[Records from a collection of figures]
►

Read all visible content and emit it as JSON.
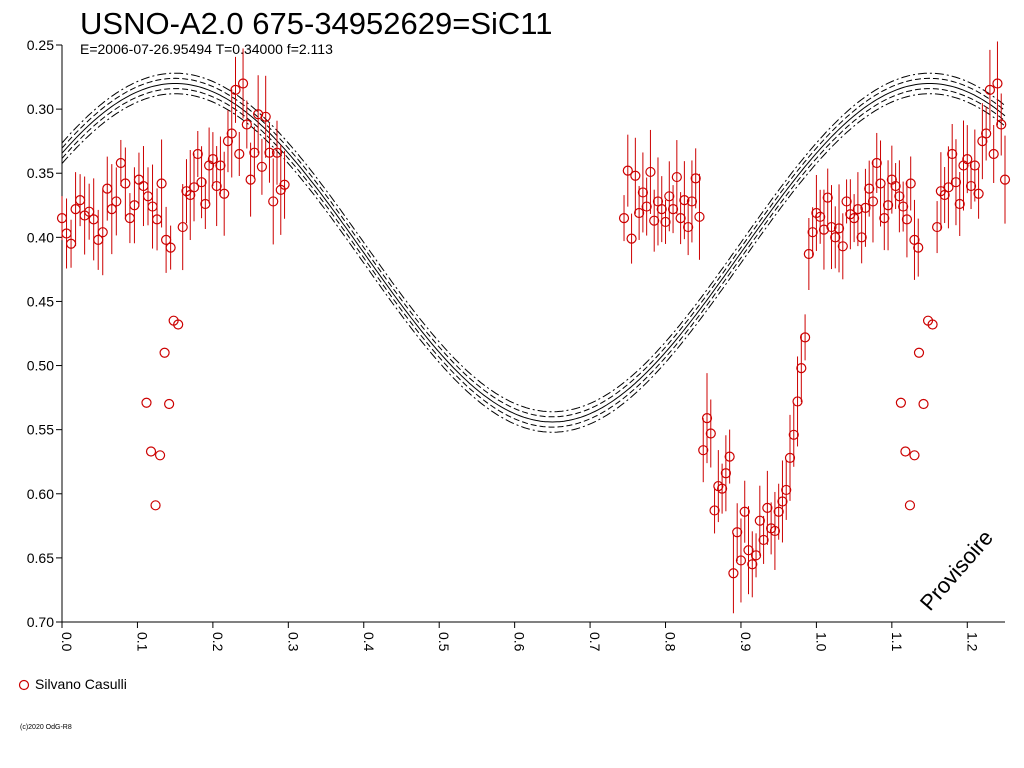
{
  "chart_data": {
    "type": "scatter",
    "title": "USNO-A2.0 675-34952629=SiC11",
    "subtitle": "E=2006-07-26.95494    T=0.34000    f=2.113",
    "x_ticks": [
      "0.0",
      "0.1",
      "0.2",
      "0.3",
      "0.4",
      "0.5",
      "0.6",
      "0.7",
      "0.8",
      "0.9",
      "1.0",
      "1.1",
      "1.2"
    ],
    "y_ticks": [
      "0.25",
      "0.30",
      "0.35",
      "0.40",
      "0.45",
      "0.50",
      "0.55",
      "0.60",
      "0.65",
      "0.70"
    ],
    "xlim": [
      0.0,
      1.25
    ],
    "ylim": [
      0.25,
      0.7
    ],
    "y_inverted": true,
    "legend": {
      "label": "Silvano Casulli",
      "color": "#cc0000",
      "position": "bottom-left"
    },
    "watermark": "Provisoire",
    "copyright": "(c)2020 OdG-R8",
    "model_curve": {
      "mean": 0.412,
      "amplitude": 0.132,
      "period": 1.0,
      "max_phase": 0.15,
      "envelope": [
        0.004,
        0.008
      ]
    },
    "series": [
      {
        "name": "Silvano Casulli",
        "color": "#cc0000",
        "points": [
          [
            0.0,
            0.385
          ],
          [
            0.006,
            0.397
          ],
          [
            0.012,
            0.405
          ],
          [
            0.018,
            0.378
          ],
          [
            0.024,
            0.371
          ],
          [
            0.03,
            0.383
          ],
          [
            0.036,
            0.38
          ],
          [
            0.042,
            0.386
          ],
          [
            0.048,
            0.402
          ],
          [
            0.054,
            0.396
          ],
          [
            0.06,
            0.362
          ],
          [
            0.066,
            0.378
          ],
          [
            0.072,
            0.372
          ],
          [
            0.078,
            0.342
          ],
          [
            0.084,
            0.358
          ],
          [
            0.09,
            0.385
          ],
          [
            0.096,
            0.375
          ],
          [
            0.102,
            0.355
          ],
          [
            0.108,
            0.36
          ],
          [
            0.114,
            0.368
          ],
          [
            0.12,
            0.376
          ],
          [
            0.126,
            0.386
          ],
          [
            0.132,
            0.358
          ],
          [
            0.138,
            0.402
          ],
          [
            0.144,
            0.408
          ],
          [
            0.112,
            0.529
          ],
          [
            0.118,
            0.567
          ],
          [
            0.124,
            0.609
          ],
          [
            0.13,
            0.57
          ],
          [
            0.136,
            0.49
          ],
          [
            0.142,
            0.53
          ],
          [
            0.148,
            0.465
          ],
          [
            0.154,
            0.468
          ],
          [
            0.16,
            0.392
          ],
          [
            0.165,
            0.364
          ],
          [
            0.17,
            0.367
          ],
          [
            0.175,
            0.361
          ],
          [
            0.18,
            0.335
          ],
          [
            0.185,
            0.357
          ],
          [
            0.19,
            0.374
          ],
          [
            0.195,
            0.344
          ],
          [
            0.2,
            0.339
          ],
          [
            0.205,
            0.36
          ],
          [
            0.21,
            0.344
          ],
          [
            0.215,
            0.366
          ],
          [
            0.22,
            0.325
          ],
          [
            0.225,
            0.319
          ],
          [
            0.23,
            0.285
          ],
          [
            0.235,
            0.335
          ],
          [
            0.24,
            0.28
          ],
          [
            0.245,
            0.312
          ],
          [
            0.25,
            0.355
          ],
          [
            0.255,
            0.334
          ],
          [
            0.26,
            0.304
          ],
          [
            0.265,
            0.345
          ],
          [
            0.27,
            0.306
          ],
          [
            0.275,
            0.334
          ],
          [
            0.28,
            0.372
          ],
          [
            0.285,
            0.334
          ],
          [
            0.29,
            0.363
          ],
          [
            0.295,
            0.359
          ],
          [
            0.745,
            0.385
          ],
          [
            0.75,
            0.348
          ],
          [
            0.755,
            0.401
          ],
          [
            0.76,
            0.352
          ],
          [
            0.765,
            0.381
          ],
          [
            0.77,
            0.365
          ],
          [
            0.775,
            0.376
          ],
          [
            0.78,
            0.349
          ],
          [
            0.785,
            0.387
          ],
          [
            0.79,
            0.372
          ],
          [
            0.795,
            0.378
          ],
          [
            0.8,
            0.388
          ],
          [
            0.805,
            0.368
          ],
          [
            0.81,
            0.378
          ],
          [
            0.815,
            0.353
          ],
          [
            0.82,
            0.385
          ],
          [
            0.825,
            0.371
          ],
          [
            0.83,
            0.392
          ],
          [
            0.835,
            0.372
          ],
          [
            0.84,
            0.354
          ],
          [
            0.845,
            0.384
          ],
          [
            0.85,
            0.566
          ],
          [
            0.855,
            0.541
          ],
          [
            0.86,
            0.553
          ],
          [
            0.865,
            0.613
          ],
          [
            0.87,
            0.594
          ],
          [
            0.875,
            0.596
          ],
          [
            0.88,
            0.584
          ],
          [
            0.885,
            0.571
          ],
          [
            0.89,
            0.662
          ],
          [
            0.895,
            0.63
          ],
          [
            0.9,
            0.652
          ],
          [
            0.905,
            0.614
          ],
          [
            0.91,
            0.644
          ],
          [
            0.915,
            0.655
          ],
          [
            0.92,
            0.648
          ],
          [
            0.925,
            0.621
          ],
          [
            0.93,
            0.636
          ],
          [
            0.935,
            0.611
          ],
          [
            0.94,
            0.627
          ],
          [
            0.945,
            0.629
          ],
          [
            0.95,
            0.614
          ],
          [
            0.955,
            0.606
          ],
          [
            0.96,
            0.597
          ],
          [
            0.965,
            0.572
          ],
          [
            0.97,
            0.554
          ],
          [
            0.975,
            0.528
          ],
          [
            0.98,
            0.502
          ],
          [
            0.985,
            0.478
          ],
          [
            0.99,
            0.413
          ],
          [
            0.995,
            0.396
          ],
          [
            1.0,
            0.381
          ],
          [
            1.005,
            0.384
          ],
          [
            1.01,
            0.394
          ],
          [
            1.015,
            0.369
          ],
          [
            1.02,
            0.392
          ],
          [
            1.025,
            0.4
          ],
          [
            1.03,
            0.393
          ],
          [
            1.035,
            0.407
          ],
          [
            1.04,
            0.372
          ],
          [
            1.045,
            0.382
          ],
          [
            1.05,
            0.385
          ],
          [
            1.055,
            0.378
          ],
          [
            1.06,
            0.4
          ],
          [
            1.065,
            0.377
          ],
          [
            1.07,
            0.362
          ],
          [
            1.075,
            0.372
          ],
          [
            1.08,
            0.342
          ],
          [
            1.085,
            0.358
          ],
          [
            1.09,
            0.385
          ],
          [
            1.095,
            0.375
          ],
          [
            1.1,
            0.355
          ],
          [
            1.105,
            0.36
          ],
          [
            1.11,
            0.368
          ],
          [
            1.115,
            0.376
          ],
          [
            1.12,
            0.386
          ],
          [
            1.125,
            0.358
          ],
          [
            1.13,
            0.402
          ],
          [
            1.135,
            0.408
          ],
          [
            1.112,
            0.529
          ],
          [
            1.118,
            0.567
          ],
          [
            1.124,
            0.609
          ],
          [
            1.13,
            0.57
          ],
          [
            1.136,
            0.49
          ],
          [
            1.142,
            0.53
          ],
          [
            1.148,
            0.465
          ],
          [
            1.154,
            0.468
          ],
          [
            1.16,
            0.392
          ],
          [
            1.165,
            0.364
          ],
          [
            1.17,
            0.367
          ],
          [
            1.175,
            0.361
          ],
          [
            1.18,
            0.335
          ],
          [
            1.185,
            0.357
          ],
          [
            1.19,
            0.374
          ],
          [
            1.195,
            0.344
          ],
          [
            1.2,
            0.339
          ],
          [
            1.205,
            0.36
          ],
          [
            1.21,
            0.344
          ],
          [
            1.215,
            0.366
          ],
          [
            1.22,
            0.325
          ],
          [
            1.225,
            0.319
          ],
          [
            1.23,
            0.285
          ],
          [
            1.235,
            0.335
          ],
          [
            1.24,
            0.28
          ],
          [
            1.245,
            0.312
          ],
          [
            1.25,
            0.355
          ]
        ]
      }
    ]
  }
}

◄

Stated task
Copy out each line of the material that holds the word "Casulli".

Output of the task
      "label": "Silvano Casulli",
        "name": "Silvano Casulli",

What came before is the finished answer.